* [Entries]
* begin *
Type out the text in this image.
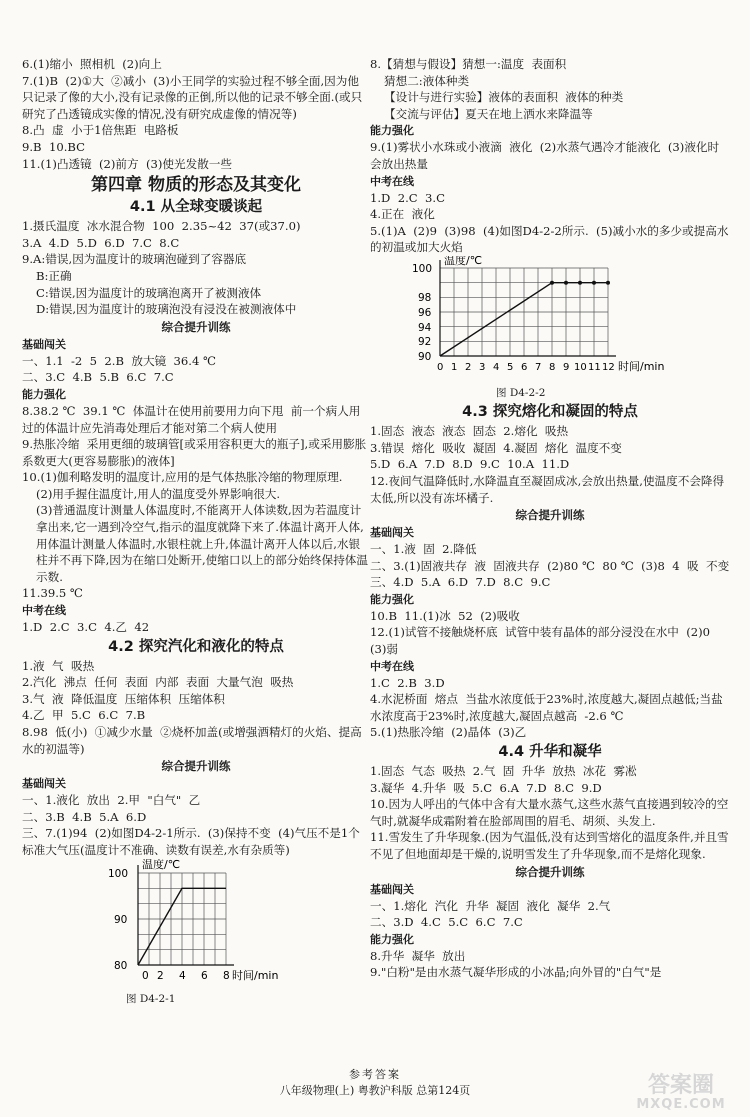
6.(1)缩小  照相机  (2)向上

7.(1)B  (2)①大  ②减小  (3)小王同学的实验过程不够全面,因为他只记录了像的大小,没有记录像的正倒,所以他的记录不够全面.(或只研究了凸透镜成实像的情况,没有研究成虚像的情况等)

8.凸  虚  小于1倍焦距  电路板

9.B  10.BC

11.(1)凸透镜  (2)前方  (3)使光发散一些

第四章 物质的形态及其变化
4.1 从全球变暖谈起

1.摄氏温度  冰水混合物  100  2.35~42  37(或37.0)

3.A  4.D  5.D  6.D  7.C  8.C

9.A:错误,因为温度计的玻璃泡碰到了容器底

B:正确

C:错误,因为温度计的玻璃泡离开了被测液体

D:错误,因为温度计的玻璃泡没有浸没在被测液体中

综合提升训练
基础闯关

一、1.1  -2  5  2.B  放大镜  36.4 ℃

二、3.C  4.B  5.B  6.C  7.C

能力强化

8.38.2 ℃  39.1 ℃  体温计在使用前要用力向下甩  前一个病人用过的体温计应先消毒处理后才能对第二个病人使用

9.热胀冷缩  采用更细的玻璃管[或采用容积更大的瓶子],或采用膨胀系数更大(更容易膨胀)的液体]

10.(1)伽利略发明的温度计,应用的是气体热胀冷缩的物理原理.

(2)用手握住温度计,用人的温度受外界影响很大.

(3)普通温度计测量人体温度时,不能离开人体读数,因为若温度计拿出来,它一遇到冷空气,指示的温度就降下来了.体温计离开人体,用体温计测量人体温时,水银柱就上升,体温计离开人体以后,水银柱并不再下降,因为在缩口处断开,使缩口以上的部分始终保持体温示数.

11.39.5 ℃

中考在线

1.D  2.C  3.C  4.乙  42

4.2 探究汽化和液化的特点

1.液  气  吸热

2.汽化  沸点  任何  表面  内部  表面  大量气泡  吸热

3.气  液  降低温度  压缩体积  压缩体积

4.乙  甲  5.C  6.C  7.B

8.98  低(小)  ①减少水量  ②烧杯加盖(或增强酒精灯的火焰、提高水的初温等)

综合提升训练
基础闯关

一、1.液化  放出  2.甲  "白气"  乙

二、3.B  4.B  5.A  6.D

三、7.(1)94  (2)如图D4-2-1所示.  (3)保持不变  (4)气压不是1个标准大气压(温度计不准确、读数有误差,水有杂质等)

温度/℃
80
90
100
0 2 4 6 8 时间/min
图 D4-2-1

8.【猜想与假设】猜想一:温度  表面积

猜想二:液体种类

【设计与进行实验】液体的表面积  液体的种类

【交流与评估】夏天在地上洒水来降温等

能力强化

9.(1)雾状小水珠或小液滴  液化  (2)水蒸气遇冷才能液化  (3)液化时会放出热量

中考在线

1.D  2.C  3.C

4.正在  液化

5.(1)A  (2)9  (3)98  (4)如图D4-2-2所示.  (5)减小水的多少或提高水的初温或加大火焰

温度/℃
90
92
94
96
98
100
0 1 2 3 4 5 6 7 8 9 10 11 12 时间/min
图 D4-2-2
4.3 探究熔化和凝固的特点

1.固态  液态  液态  固态  2.熔化  吸热

3.错误  熔化  吸收  凝固  4.凝固  熔化  温度不变

5.D  6.A  7.D  8.D  9.C  10.A  11.D

12.夜间气温降低时,水降温直至凝固成冰,会放出热量,使温度不会降得太低,所以没有冻坏橘子.

综合提升训练
基础闯关

一、1.液  固  2.降低

二、3.(1)固液共存  液  固液共存  (2)80 ℃  80 ℃  (3)8  4  吸  不变

三、4.D  5.A  6.D  7.D  8.C  9.C

能力强化

10.B  11.(1)冰  52  (2)吸收

12.(1)试管不接触烧杯底  试管中装有晶体的部分浸没在水中  (2)0  (3)弱

中考在线

1.C  2.B  3.D

4.水泥桥面  熔点  当盐水浓度低于23%时,浓度越大,凝固点越低;当盐水浓度高于23%时,浓度越大,凝固点越高  -2.6 ℃

5.(1)热胀冷缩  (2)晶体  (3)乙

4.4 升华和凝华

1.固态  气态  吸热  2.气  固  升华  放热  冰花  雾凇

3.凝华  4.升华  吸  5.C  6.A  7.D  8.C  9.D

10.因为人呼出的气体中含有大量水蒸气,这些水蒸气直接遇到较冷的空气时,就凝华成霜附着在脸部周围的眉毛、胡须、头发上.

11.雪发生了升华现象.(因为气温低,没有达到雪熔化的温度条件,并且雪不见了但地面却是干燥的,说明雪发生了升华现象,而不是熔化现象.

综合提升训练
基础闯关

一、1.熔化  汽化  升华  凝固  液化  凝华  2.气

二、3.D  4.C  5.C  6.C  7.C

能力强化

8.升华  凝华  放出

9."白粉"是由水蒸气凝华形成的小冰晶;向外冒的"白气"是

参考答案
八年级物理(上) 粤教沪科版 总第124页	答案圈
MXQE.COM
* end *
* [The task] The records above should be reproduced exactly, with no pictures included.

* [Result for this task]
Type out the text in this image.
6.(1)缩小  照相机  (2)向上

7.(1)B  (2)①大  ②减小  (3)小王同学的实验过程不够全面,因为他只记录了像的大小,没有记录像的正倒,所以他的记录不够全面.(或只研究了凸透镜成实像的情况,没有研究成虚像的情况等)

8.凸  虚  小于1倍焦距  电路板

9.B  10.BC

11.(1)凸透镜  (2)前方  (3)使光发散一些

第四章 物质的形态及其变化
4.1 从全球变暖谈起

1.摄氏温度  冰水混合物  100  2.35~42  37(或37.0)

3.A  4.D  5.D  6.D  7.C  8.C

9.A:错误,因为温度计的玻璃泡碰到了容器底

B:正确

C:错误,因为温度计的玻璃泡离开了被测液体

D:错误,因为温度计的玻璃泡没有浸没在被测液体中

综合提升训练
基础闯关

一、1.1  -2  5  2.B  放大镜  36.4 ℃

二、3.C  4.B  5.B  6.C  7.C

能力强化

8.38.2 ℃  39.1 ℃  体温计在使用前要用力向下甩  前一个病人用过的体温计应先消毒处理后才能对第二个病人使用

9.热胀冷缩  采用更细的玻璃管[或采用容积更大的瓶子],或采用膨胀系数更大(更容易膨胀)的液体]

10.(1)伽利略发明的温度计,应用的是气体热胀冷缩的物理原理.

(2)用手握住温度计,用人的温度受外界影响很大.

(3)普通温度计测量人体温度时,不能离开人体读数,因为若温度计拿出来,它一遇到冷空气,指示的温度就降下来了.体温计离开人体,用体温计测量人体温时,水银柱就上升,体温计离开人体以后,水银柱并不再下降,因为在缩口处断开,使缩口以上的部分始终保持体温示数.

11.39.5 ℃

中考在线

1.D  2.C  3.C  4.乙  42

4.2 探究汽化和液化的特点

1.液  气  吸热

2.汽化  沸点  任何  表面  内部  表面  大量气泡  吸热

3.气  液  降低温度  压缩体积  压缩体积

4.乙  甲  5.C  6.C  7.B

8.98  低(小)  ①减少水量  ②烧杯加盖(或增强酒精灯的火焰、提高水的初温等)

综合提升训练
基础闯关

一、1.液化  放出  2.甲  "白气"  乙

二、3.B  4.B  5.A  6.D

三、7.(1)94  (2)如图D4-2-1所示.  (3)保持不变  (4)气压不是1个标准大气压(温度计不准确、读数有误差,水有杂质等)

温度/℃
80
90
100
0 2 4 6 8 时间/min
图 D4-2-1

8.【猜想与假设】猜想一:温度  表面积

猜想二:液体种类

【设计与进行实验】液体的表面积  液体的种类

【交流与评估】夏天在地上洒水来降温等

能力强化

9.(1)雾状小水珠或小液滴  液化  (2)水蒸气遇冷才能液化  (3)液化时会放出热量

中考在线

1.D  2.C  3.C

4.正在  液化

5.(1)A  (2)9  (3)98  (4)如图D4-2-2所示.  (5)减小水的多少或提高水的初温或加大火焰

温度/℃
90
92
94
96
98
100
0 1 2 3 4 5 6 7 8 9 10 11 12 时间/min
图 D4-2-2
4.3 探究熔化和凝固的特点

1.固态  液态  液态  固态  2.熔化  吸热

3.错误  熔化  吸收  凝固  4.凝固  熔化  温度不变

5.D  6.A  7.D  8.D  9.C  10.A  11.D

12.夜间气温降低时,水降温直至凝固成冰,会放出热量,使温度不会降得太低,所以没有冻坏橘子.

综合提升训练
基础闯关

一、1.液  固  2.降低

二、3.(1)固液共存  液  固液共存  (2)80 ℃  80 ℃  (3)8  4  吸  不变

三、4.D  5.A  6.D  7.D  8.C  9.C

能力强化

10.B  11.(1)冰  52  (2)吸收

12.(1)试管不接触烧杯底  试管中装有晶体的部分浸没在水中  (2)0  (3)弱

中考在线

1.C  2.B  3.D

4.水泥桥面  熔点  当盐水浓度低于23%时,浓度越大,凝固点越低;当盐水浓度高于23%时,浓度越大,凝固点越高  -2.6 ℃

5.(1)热胀冷缩  (2)晶体  (3)乙

4.4 升华和凝华

1.固态  气态  吸热  2.气  固  升华  放热  冰花  雾凇

3.凝华  4.升华  吸  5.C  6.A  7.D  8.C  9.D

10.因为人呼出的气体中含有大量水蒸气,这些水蒸气直接遇到较冷的空气时,就凝华成霜附着在脸部周围的眉毛、胡须、头发上.

11.雪发生了升华现象.(因为气温低,没有达到雪熔化的温度条件,并且雪不见了但地面却是干燥的,说明雪发生了升华现象,而不是熔化现象.

综合提升训练
基础闯关

一、1.熔化  汽化  升华  凝固  液化  凝华  2.气

二、3.D  4.C  5.C  6.C  7.C

能力强化

8.升华  凝华  放出

9."白粉"是由水蒸气凝华形成的小冰晶;向外冒的"白气"是

参考答案
八年级物理(上) 粤教沪科版 总第124页	答案圈
MXQE.COM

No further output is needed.